▶ **Goal of the exercise**: Return the records that follow unaltered. Omit every picture.

▶ **Information given**:
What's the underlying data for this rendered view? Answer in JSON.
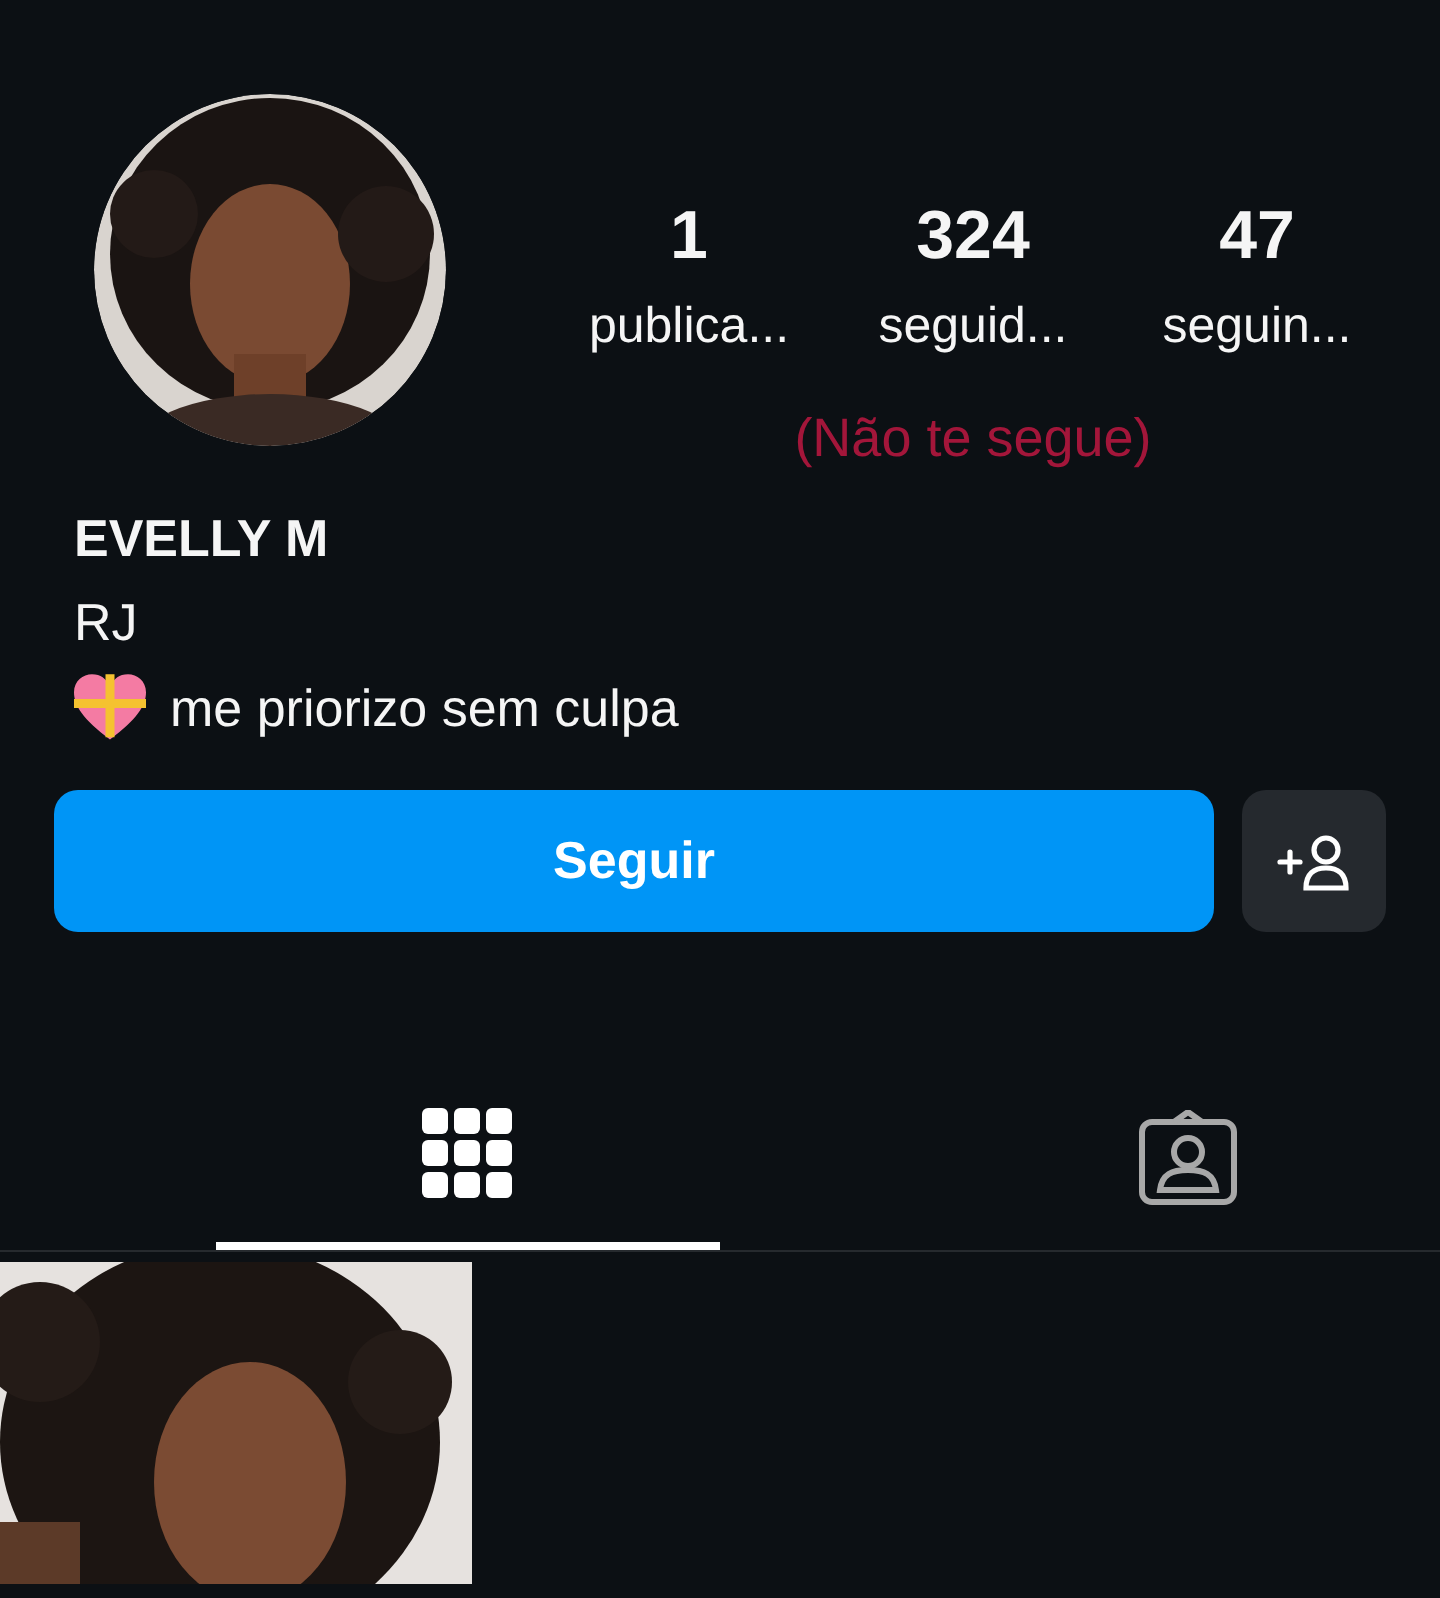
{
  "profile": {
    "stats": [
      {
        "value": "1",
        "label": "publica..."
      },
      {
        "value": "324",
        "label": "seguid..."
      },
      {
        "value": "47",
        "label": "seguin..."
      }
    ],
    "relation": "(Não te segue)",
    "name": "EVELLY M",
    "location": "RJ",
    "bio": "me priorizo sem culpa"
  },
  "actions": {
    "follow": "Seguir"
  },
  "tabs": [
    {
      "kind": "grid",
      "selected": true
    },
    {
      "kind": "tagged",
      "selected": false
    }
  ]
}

▶ **Exercise result**:
What's the underlying data for this rendered view? Answer in JSON.
{
  "profile": {
    "stats": [
      {
        "value": "1",
        "label": "publica..."
      },
      {
        "value": "324",
        "label": "seguid..."
      },
      {
        "value": "47",
        "label": "seguin..."
      }
    ],
    "relation": "(Não te segue)",
    "name": "EVELLY M",
    "location": "RJ",
    "bio": "me priorizo sem culpa"
  },
  "actions": {
    "follow": "Seguir"
  },
  "tabs": [
    {
      "kind": "grid",
      "selected": true
    },
    {
      "kind": "tagged",
      "selected": false
    }
  ]
}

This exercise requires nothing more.